Scan the entries below for the word "父亲通过精子将遗传信息传递给下一代". Copy each line that has it.

________________

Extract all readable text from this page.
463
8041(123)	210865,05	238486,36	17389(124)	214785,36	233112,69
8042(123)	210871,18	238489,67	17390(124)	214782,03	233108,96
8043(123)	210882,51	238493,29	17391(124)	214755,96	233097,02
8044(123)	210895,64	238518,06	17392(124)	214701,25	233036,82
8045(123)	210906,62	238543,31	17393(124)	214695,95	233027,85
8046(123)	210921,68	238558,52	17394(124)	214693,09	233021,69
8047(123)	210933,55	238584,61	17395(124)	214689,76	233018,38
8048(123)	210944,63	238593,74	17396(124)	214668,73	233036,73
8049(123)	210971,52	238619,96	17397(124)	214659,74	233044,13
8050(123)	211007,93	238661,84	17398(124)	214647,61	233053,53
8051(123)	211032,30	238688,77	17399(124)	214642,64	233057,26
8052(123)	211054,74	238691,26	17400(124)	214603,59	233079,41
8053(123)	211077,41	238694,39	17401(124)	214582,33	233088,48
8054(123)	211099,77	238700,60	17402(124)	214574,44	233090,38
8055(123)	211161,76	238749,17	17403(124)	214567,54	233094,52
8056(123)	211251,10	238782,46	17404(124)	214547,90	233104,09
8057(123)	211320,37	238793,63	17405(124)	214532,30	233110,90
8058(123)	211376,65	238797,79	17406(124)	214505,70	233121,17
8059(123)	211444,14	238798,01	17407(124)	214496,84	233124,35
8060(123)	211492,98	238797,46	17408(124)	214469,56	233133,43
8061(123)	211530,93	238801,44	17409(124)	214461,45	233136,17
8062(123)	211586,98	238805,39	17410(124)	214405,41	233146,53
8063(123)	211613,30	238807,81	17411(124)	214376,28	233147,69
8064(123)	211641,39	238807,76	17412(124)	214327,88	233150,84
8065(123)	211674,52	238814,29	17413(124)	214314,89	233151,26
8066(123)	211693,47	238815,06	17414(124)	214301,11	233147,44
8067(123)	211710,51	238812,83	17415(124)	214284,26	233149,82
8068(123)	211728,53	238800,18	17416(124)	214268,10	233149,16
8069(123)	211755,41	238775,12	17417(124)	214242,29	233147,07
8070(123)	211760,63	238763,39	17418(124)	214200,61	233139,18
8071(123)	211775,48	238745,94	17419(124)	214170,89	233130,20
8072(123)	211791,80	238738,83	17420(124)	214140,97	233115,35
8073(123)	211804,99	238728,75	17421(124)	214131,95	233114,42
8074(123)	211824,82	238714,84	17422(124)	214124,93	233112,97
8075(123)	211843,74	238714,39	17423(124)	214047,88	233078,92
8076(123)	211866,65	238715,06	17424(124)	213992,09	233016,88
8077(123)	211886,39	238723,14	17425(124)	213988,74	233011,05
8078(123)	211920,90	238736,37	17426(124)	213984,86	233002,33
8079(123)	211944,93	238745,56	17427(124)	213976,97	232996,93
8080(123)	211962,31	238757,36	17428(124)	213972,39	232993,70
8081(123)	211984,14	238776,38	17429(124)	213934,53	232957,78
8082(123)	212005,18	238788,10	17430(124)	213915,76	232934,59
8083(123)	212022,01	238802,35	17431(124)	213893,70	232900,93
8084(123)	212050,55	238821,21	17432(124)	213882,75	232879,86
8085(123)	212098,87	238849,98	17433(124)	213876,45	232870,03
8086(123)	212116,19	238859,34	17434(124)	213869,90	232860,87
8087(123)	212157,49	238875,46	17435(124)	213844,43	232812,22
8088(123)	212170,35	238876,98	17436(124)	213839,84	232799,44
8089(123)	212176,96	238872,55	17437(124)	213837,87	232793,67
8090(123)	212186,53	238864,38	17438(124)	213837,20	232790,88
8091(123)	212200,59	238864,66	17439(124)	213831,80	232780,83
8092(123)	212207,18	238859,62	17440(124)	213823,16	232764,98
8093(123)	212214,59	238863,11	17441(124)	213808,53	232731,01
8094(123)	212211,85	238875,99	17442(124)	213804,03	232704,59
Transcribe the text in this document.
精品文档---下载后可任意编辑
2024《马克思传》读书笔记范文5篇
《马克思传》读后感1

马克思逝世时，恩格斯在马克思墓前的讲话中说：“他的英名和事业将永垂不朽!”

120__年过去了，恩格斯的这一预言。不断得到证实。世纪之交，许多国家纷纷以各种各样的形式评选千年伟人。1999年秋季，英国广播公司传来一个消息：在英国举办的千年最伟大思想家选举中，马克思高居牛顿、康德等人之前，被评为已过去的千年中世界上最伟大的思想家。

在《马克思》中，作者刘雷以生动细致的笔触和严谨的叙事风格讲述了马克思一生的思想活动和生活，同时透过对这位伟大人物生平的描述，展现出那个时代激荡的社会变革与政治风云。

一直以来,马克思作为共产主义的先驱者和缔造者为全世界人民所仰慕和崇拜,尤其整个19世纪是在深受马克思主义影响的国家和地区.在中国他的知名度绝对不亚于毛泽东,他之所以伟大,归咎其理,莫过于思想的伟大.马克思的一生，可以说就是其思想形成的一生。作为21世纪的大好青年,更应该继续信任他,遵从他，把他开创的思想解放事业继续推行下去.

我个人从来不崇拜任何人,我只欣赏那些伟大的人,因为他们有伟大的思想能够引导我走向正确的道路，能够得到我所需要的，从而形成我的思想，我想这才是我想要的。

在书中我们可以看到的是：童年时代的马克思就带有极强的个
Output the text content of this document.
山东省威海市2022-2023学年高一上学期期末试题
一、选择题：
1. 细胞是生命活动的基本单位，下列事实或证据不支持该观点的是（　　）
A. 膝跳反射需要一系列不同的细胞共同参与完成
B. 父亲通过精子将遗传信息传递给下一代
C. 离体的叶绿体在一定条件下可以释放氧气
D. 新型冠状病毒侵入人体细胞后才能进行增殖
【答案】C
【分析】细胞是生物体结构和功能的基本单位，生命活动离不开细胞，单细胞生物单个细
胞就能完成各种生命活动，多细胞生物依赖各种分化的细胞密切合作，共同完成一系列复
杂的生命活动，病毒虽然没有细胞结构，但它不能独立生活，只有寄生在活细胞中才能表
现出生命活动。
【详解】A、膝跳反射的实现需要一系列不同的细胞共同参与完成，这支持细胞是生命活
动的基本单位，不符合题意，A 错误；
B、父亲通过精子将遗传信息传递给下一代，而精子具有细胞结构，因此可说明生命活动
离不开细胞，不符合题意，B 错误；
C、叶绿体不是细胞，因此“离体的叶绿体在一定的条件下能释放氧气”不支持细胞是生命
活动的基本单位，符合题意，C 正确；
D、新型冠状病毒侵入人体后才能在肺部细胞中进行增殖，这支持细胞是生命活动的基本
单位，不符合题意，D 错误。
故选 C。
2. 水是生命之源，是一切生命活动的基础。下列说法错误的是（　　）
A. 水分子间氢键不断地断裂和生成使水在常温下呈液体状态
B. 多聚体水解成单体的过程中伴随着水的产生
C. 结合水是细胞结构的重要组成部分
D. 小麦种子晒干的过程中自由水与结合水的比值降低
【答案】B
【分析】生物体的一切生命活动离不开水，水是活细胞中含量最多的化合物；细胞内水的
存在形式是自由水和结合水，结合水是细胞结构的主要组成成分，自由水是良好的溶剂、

________________

**COMPLETE ANSWER:**
B. 父亲通过精子将遗传信息传递给下一代
B、父亲通过精子将遗传信息传递给下一代，而精子具有细胞结构，因此可说明生命活动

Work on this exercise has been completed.